What to work on:
Count how many lines have the word "axis" in them. Reply with that number by itself.
——————
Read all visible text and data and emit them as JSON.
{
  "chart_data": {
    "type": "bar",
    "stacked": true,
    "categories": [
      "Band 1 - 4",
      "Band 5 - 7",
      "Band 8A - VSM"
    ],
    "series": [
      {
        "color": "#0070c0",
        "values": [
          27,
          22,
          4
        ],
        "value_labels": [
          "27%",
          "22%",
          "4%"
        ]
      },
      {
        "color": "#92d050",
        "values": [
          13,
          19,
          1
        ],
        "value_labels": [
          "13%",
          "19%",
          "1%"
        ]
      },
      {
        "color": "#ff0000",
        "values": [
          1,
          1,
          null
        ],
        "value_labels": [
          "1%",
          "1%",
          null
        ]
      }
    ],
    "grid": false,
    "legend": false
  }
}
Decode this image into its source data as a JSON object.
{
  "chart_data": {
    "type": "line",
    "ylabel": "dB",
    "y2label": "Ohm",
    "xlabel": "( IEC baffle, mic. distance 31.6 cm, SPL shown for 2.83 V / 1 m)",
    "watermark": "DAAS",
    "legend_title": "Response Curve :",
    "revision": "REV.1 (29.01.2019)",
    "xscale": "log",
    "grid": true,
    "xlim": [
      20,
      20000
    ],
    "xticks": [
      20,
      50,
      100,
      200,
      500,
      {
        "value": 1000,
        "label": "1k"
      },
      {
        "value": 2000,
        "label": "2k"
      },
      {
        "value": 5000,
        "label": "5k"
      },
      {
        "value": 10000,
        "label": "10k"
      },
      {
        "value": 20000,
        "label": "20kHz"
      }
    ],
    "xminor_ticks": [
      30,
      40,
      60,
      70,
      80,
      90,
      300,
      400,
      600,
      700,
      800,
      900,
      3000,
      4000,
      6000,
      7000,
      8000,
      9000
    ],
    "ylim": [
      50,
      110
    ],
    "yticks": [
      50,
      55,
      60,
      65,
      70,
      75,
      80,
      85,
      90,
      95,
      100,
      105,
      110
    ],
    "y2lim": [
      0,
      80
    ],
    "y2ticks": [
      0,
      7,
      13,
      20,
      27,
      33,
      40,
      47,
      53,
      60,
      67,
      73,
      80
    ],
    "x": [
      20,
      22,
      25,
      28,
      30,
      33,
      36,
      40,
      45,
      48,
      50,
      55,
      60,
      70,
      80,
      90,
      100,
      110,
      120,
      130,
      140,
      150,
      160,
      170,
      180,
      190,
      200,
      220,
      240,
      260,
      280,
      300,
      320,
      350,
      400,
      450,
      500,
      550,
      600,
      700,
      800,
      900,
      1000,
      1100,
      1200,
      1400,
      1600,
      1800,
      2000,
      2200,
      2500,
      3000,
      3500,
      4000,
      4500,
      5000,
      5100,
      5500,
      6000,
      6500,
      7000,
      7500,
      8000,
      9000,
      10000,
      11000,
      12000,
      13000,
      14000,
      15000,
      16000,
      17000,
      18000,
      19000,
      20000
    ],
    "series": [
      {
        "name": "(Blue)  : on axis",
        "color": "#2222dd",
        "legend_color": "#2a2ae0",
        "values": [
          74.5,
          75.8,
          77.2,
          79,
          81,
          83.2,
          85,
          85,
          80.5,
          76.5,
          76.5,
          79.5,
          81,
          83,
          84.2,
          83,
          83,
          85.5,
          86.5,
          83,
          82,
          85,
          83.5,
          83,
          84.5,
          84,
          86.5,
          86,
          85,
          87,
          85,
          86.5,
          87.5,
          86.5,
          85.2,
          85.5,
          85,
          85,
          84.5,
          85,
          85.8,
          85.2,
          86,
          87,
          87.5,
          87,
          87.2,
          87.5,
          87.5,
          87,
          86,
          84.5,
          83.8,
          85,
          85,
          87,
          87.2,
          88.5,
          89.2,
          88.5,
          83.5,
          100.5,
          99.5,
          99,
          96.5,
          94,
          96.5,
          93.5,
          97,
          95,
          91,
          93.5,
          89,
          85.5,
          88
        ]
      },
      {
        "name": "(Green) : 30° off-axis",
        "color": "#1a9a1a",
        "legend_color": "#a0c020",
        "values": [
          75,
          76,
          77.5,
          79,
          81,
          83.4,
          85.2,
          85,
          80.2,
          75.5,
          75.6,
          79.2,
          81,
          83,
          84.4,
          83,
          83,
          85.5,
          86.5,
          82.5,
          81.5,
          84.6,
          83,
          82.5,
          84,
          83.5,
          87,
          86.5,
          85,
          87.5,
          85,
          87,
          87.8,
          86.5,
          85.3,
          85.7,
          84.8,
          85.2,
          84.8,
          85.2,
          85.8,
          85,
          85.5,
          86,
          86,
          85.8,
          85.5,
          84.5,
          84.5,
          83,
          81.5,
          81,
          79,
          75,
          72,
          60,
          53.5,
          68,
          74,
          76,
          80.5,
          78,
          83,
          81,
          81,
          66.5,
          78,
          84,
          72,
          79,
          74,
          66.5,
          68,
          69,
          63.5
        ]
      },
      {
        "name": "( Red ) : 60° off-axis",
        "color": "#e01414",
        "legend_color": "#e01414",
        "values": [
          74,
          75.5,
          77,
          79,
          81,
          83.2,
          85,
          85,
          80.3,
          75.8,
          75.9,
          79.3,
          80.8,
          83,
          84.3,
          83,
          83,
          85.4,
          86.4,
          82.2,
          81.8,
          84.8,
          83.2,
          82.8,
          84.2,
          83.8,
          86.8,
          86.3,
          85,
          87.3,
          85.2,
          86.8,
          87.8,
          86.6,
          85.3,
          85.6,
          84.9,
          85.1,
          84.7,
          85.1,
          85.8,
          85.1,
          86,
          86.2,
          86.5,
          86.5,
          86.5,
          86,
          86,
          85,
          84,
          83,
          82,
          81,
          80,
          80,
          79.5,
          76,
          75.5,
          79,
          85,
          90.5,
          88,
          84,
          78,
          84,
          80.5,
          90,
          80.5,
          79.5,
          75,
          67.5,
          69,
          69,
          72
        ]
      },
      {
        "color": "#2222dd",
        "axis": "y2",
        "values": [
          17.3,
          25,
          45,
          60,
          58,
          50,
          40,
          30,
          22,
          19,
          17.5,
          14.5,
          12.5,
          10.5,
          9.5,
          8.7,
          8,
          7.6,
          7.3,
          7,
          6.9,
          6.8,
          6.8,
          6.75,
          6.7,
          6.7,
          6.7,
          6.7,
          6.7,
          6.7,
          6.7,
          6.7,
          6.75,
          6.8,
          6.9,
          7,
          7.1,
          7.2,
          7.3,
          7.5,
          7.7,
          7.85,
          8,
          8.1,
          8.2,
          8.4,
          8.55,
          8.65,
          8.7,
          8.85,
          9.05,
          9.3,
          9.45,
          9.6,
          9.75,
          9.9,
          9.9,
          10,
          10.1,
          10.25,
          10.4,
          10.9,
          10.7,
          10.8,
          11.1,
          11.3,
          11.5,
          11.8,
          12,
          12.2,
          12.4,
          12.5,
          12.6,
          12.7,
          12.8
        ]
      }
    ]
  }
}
——————
The answer:
4